Challenge: Pull every line that holds the word "around" from the entries.

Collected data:
::::::::
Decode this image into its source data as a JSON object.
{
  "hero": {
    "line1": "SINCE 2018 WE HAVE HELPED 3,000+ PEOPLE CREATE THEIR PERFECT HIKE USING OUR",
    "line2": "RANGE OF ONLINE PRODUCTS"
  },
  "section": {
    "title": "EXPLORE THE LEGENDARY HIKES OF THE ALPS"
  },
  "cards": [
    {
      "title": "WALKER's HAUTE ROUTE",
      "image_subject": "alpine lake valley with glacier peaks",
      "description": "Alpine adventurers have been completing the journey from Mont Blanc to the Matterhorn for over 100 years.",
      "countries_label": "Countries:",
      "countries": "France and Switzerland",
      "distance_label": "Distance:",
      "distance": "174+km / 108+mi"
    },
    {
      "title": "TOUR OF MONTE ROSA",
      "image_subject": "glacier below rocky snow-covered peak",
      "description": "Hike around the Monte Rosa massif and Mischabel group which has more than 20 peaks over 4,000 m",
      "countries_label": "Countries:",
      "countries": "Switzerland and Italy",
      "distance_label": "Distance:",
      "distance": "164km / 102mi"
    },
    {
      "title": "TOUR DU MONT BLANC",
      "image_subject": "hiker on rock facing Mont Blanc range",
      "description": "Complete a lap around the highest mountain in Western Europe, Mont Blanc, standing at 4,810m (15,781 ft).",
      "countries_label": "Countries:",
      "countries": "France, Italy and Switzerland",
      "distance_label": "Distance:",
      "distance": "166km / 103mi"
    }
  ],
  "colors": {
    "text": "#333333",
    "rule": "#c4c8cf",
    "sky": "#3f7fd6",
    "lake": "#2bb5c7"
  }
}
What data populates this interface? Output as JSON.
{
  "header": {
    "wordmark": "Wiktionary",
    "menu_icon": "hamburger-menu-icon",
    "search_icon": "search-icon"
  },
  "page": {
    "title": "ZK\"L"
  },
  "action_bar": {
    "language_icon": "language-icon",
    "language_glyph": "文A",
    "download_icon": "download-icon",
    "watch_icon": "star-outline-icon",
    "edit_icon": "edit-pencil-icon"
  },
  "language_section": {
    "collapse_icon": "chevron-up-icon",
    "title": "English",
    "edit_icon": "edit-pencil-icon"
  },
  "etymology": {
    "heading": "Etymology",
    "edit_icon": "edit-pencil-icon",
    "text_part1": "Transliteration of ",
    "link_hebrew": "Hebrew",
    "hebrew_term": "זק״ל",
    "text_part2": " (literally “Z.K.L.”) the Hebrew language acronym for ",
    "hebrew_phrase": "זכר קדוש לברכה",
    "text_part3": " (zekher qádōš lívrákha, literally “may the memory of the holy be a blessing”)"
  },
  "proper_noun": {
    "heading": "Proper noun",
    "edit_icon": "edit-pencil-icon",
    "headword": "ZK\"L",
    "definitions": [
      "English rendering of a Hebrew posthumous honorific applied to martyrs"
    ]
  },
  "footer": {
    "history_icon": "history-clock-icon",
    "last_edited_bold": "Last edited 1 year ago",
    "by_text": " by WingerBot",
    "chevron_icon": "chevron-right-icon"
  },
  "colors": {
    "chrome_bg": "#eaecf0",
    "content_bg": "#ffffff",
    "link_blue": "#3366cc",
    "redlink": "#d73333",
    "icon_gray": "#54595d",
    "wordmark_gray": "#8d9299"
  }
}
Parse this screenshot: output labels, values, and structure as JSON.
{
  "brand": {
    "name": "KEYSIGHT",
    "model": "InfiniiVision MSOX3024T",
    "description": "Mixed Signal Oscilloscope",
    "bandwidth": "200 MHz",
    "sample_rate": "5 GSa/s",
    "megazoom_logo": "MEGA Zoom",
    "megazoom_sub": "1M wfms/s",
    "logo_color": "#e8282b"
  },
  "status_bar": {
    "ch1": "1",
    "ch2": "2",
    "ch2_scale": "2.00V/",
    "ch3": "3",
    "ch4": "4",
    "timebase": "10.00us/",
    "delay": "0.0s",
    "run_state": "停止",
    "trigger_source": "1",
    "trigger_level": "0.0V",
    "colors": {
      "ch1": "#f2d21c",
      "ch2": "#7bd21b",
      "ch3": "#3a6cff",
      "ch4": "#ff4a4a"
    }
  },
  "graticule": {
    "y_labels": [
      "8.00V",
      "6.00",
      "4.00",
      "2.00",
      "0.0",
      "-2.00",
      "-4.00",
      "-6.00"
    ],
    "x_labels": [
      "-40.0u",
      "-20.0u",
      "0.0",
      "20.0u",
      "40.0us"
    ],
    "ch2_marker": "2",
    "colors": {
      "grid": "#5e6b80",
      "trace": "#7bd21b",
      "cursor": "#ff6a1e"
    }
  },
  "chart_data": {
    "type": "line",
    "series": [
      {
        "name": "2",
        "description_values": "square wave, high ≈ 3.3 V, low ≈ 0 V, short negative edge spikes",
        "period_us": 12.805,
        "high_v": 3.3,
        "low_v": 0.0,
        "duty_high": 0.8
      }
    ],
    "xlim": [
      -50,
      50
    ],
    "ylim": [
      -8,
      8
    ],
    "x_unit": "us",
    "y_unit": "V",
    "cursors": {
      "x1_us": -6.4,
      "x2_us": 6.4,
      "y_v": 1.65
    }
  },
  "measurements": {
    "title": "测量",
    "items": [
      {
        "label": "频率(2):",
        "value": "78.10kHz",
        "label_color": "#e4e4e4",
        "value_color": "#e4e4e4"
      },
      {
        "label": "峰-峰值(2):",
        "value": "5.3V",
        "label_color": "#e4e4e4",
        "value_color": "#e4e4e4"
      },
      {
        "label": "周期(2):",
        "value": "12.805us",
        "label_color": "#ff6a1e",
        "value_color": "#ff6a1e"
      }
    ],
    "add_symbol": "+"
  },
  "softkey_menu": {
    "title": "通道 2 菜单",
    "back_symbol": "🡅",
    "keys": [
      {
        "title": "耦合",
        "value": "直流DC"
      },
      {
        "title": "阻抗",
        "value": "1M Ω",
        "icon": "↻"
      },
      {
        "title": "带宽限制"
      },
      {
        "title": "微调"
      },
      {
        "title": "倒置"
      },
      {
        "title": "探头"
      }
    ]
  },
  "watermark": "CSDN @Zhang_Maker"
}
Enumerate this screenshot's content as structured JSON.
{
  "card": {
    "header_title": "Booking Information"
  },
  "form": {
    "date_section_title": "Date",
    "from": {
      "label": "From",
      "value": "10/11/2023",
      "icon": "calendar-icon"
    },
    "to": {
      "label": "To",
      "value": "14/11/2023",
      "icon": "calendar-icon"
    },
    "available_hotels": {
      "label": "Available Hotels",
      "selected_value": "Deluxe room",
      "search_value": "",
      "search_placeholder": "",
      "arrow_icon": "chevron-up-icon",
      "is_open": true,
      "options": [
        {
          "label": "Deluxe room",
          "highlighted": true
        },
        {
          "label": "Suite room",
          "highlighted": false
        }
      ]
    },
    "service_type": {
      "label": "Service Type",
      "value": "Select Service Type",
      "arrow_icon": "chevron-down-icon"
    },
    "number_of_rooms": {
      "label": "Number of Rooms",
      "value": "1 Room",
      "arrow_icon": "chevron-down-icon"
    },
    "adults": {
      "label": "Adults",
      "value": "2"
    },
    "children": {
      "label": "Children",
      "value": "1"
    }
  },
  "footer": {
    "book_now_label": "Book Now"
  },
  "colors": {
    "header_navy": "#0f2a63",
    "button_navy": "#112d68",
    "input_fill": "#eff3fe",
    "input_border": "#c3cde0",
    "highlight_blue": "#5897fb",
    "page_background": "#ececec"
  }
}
::::::::
Task response:
      "description": "Hike around the Monte Rosa massif and Mischabel group which has more than 20 peaks over 4,000 m",
      "description": "Complete a lap around the highest mountain in Western Europe, Mont Blanc, standing at 4,810m (15,781 ft).",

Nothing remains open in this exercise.